• **Exercise requirements**: Look for the string "JSON" in every line, and copy each line that has it.

• **Entries supplied**:
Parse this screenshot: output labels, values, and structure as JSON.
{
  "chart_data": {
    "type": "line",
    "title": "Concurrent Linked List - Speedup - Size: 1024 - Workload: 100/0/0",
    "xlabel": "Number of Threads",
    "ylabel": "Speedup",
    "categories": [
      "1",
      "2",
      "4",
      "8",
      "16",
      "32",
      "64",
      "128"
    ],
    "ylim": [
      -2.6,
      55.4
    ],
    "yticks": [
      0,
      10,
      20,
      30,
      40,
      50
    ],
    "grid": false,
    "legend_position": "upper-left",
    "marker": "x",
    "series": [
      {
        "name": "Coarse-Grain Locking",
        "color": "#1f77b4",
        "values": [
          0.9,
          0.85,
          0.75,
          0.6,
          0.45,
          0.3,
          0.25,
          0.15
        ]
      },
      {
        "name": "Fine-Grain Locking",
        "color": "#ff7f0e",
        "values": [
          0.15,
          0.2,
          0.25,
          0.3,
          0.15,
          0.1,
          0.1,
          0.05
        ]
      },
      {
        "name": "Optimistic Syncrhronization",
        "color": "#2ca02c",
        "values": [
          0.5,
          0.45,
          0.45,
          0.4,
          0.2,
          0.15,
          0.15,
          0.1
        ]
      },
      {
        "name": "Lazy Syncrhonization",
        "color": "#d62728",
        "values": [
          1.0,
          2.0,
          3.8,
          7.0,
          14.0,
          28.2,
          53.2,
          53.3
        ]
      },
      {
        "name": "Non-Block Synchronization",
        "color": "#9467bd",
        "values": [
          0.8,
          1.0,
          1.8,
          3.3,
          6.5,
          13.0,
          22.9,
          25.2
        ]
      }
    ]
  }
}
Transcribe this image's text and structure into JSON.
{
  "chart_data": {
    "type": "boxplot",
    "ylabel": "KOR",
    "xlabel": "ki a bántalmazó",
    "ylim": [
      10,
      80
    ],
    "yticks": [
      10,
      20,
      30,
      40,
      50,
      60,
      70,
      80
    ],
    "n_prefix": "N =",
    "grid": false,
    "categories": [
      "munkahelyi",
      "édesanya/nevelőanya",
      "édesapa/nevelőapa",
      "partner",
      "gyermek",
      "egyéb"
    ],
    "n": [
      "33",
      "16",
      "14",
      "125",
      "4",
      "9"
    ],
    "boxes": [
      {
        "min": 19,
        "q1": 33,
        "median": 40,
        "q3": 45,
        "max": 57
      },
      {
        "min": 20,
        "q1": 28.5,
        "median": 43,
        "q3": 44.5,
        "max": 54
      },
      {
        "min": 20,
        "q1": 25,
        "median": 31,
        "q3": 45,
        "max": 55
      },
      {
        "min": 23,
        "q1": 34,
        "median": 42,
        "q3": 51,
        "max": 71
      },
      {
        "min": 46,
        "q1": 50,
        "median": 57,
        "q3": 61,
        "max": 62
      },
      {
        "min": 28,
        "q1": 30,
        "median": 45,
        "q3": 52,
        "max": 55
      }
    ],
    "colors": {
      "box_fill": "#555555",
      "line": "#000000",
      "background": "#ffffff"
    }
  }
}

• **Expected output**:
Parse this screenshot: output labels, values, and structure as JSON.
Transcribe this image's text and structure into JSON.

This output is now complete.